* START *

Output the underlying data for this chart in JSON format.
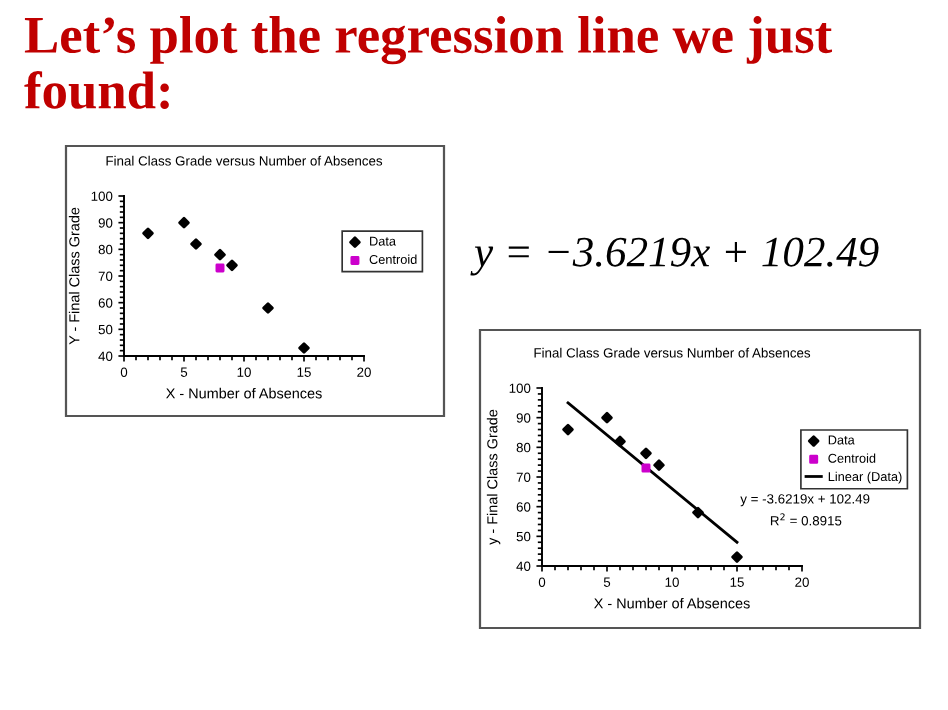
{
  "chart_data": [
    {
      "type": "scatter",
      "title": "Final Class Grade versus Number of Absences",
      "xlabel": "X - Number of Absences",
      "ylabel": "Y - Final Class Grade",
      "annotations": [
        "Let’s plot the regression line we just found:"
      ],
      "series": [
        {
          "name": "Data",
          "color": "#000000",
          "marker": "diamond",
          "x": [
            2,
            5,
            6,
            8,
            9,
            12,
            15
          ],
          "values": [
            86,
            90,
            82,
            78,
            74,
            58,
            43
          ]
        },
        {
          "name": "Centroid",
          "color": "#cc00cc",
          "marker": "square",
          "x": [
            8
          ],
          "values": [
            73
          ]
        }
      ],
      "xlim": [
        0,
        20
      ],
      "xticks": [
        0,
        5,
        10,
        15,
        20
      ],
      "ylim": [
        40,
        100
      ],
      "yticks": [
        40,
        50,
        60,
        70,
        80,
        90,
        100
      ],
      "grid": false,
      "legend": "top right"
    },
    {
      "type": "scatter",
      "title": "Final Class Grade versus Number of Absences",
      "xlabel": "X - Number of Absences",
      "ylabel": "y - Final Class Grade",
      "annotations": [
        "y = -3.6219x + 102.49",
        "R$^{2}$ = 0.8915",
        "y = −3.6219x + 102.49"
      ],
      "series": [
        {
          "name": "Data",
          "color": "#000000",
          "marker": "diamond",
          "x": [
            2,
            5,
            6,
            8,
            9,
            12,
            15
          ],
          "values": [
            86,
            90,
            82,
            78,
            74,
            58,
            43
          ]
        },
        {
          "name": "Centroid",
          "color": "#cc00cc",
          "marker": "square",
          "x": [
            8
          ],
          "values": [
            73
          ]
        },
        {
          "name": "Linear (Data)",
          "type": "line",
          "color": "#000000",
          "marker": "none",
          "line_style": "solid",
          "x": [
            2,
            15
          ],
          "values": [
            95,
            48
          ]
        }
      ],
      "xlim": [
        0,
        20
      ],
      "xticks": [
        0,
        5,
        10,
        15,
        20
      ],
      "ylim": [
        40,
        100
      ],
      "yticks": [
        40,
        50,
        60,
        70,
        80,
        90,
        100
      ],
      "grid": false,
      "legend": "right"
    }
  ]
}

* END *

Prompt:
Retype the data above exactly; pictures are not part of the copy.

Final result:
Output the underlying data for this chart in JSON format.
{
  "chart_data": [
    {
      "type": "scatter",
      "title": "Final Class Grade versus Number of Absences",
      "xlabel": "X - Number of Absences",
      "ylabel": "Y - Final Class Grade",
      "annotations": [
        "Let’s plot the regression line we just found:"
      ],
      "series": [
        {
          "name": "Data",
          "color": "#000000",
          "marker": "diamond",
          "x": [
            2,
            5,
            6,
            8,
            9,
            12,
            15
          ],
          "values": [
            86,
            90,
            82,
            78,
            74,
            58,
            43
          ]
        },
        {
          "name": "Centroid",
          "color": "#cc00cc",
          "marker": "square",
          "x": [
            8
          ],
          "values": [
            73
          ]
        }
      ],
      "xlim": [
        0,
        20
      ],
      "xticks": [
        0,
        5,
        10,
        15,
        20
      ],
      "ylim": [
        40,
        100
      ],
      "yticks": [
        40,
        50,
        60,
        70,
        80,
        90,
        100
      ],
      "grid": false,
      "legend": "top right"
    },
    {
      "type": "scatter",
      "title": "Final Class Grade versus Number of Absences",
      "xlabel": "X - Number of Absences",
      "ylabel": "y - Final Class Grade",
      "annotations": [
        "y = -3.6219x + 102.49",
        "R$^{2}$ = 0.8915",
        "y = −3.6219x + 102.49"
      ],
      "series": [
        {
          "name": "Data",
          "color": "#000000",
          "marker": "diamond",
          "x": [
            2,
            5,
            6,
            8,
            9,
            12,
            15
          ],
          "values": [
            86,
            90,
            82,
            78,
            74,
            58,
            43
          ]
        },
        {
          "name": "Centroid",
          "color": "#cc00cc",
          "marker": "square",
          "x": [
            8
          ],
          "values": [
            73
          ]
        },
        {
          "name": "Linear (Data)",
          "type": "line",
          "color": "#000000",
          "marker": "none",
          "line_style": "solid",
          "x": [
            2,
            15
          ],
          "values": [
            95,
            48
          ]
        }
      ],
      "xlim": [
        0,
        20
      ],
      "xticks": [
        0,
        5,
        10,
        15,
        20
      ],
      "ylim": [
        40,
        100
      ],
      "yticks": [
        40,
        50,
        60,
        70,
        80,
        90,
        100
      ],
      "grid": false,
      "legend": "right"
    }
  ]
}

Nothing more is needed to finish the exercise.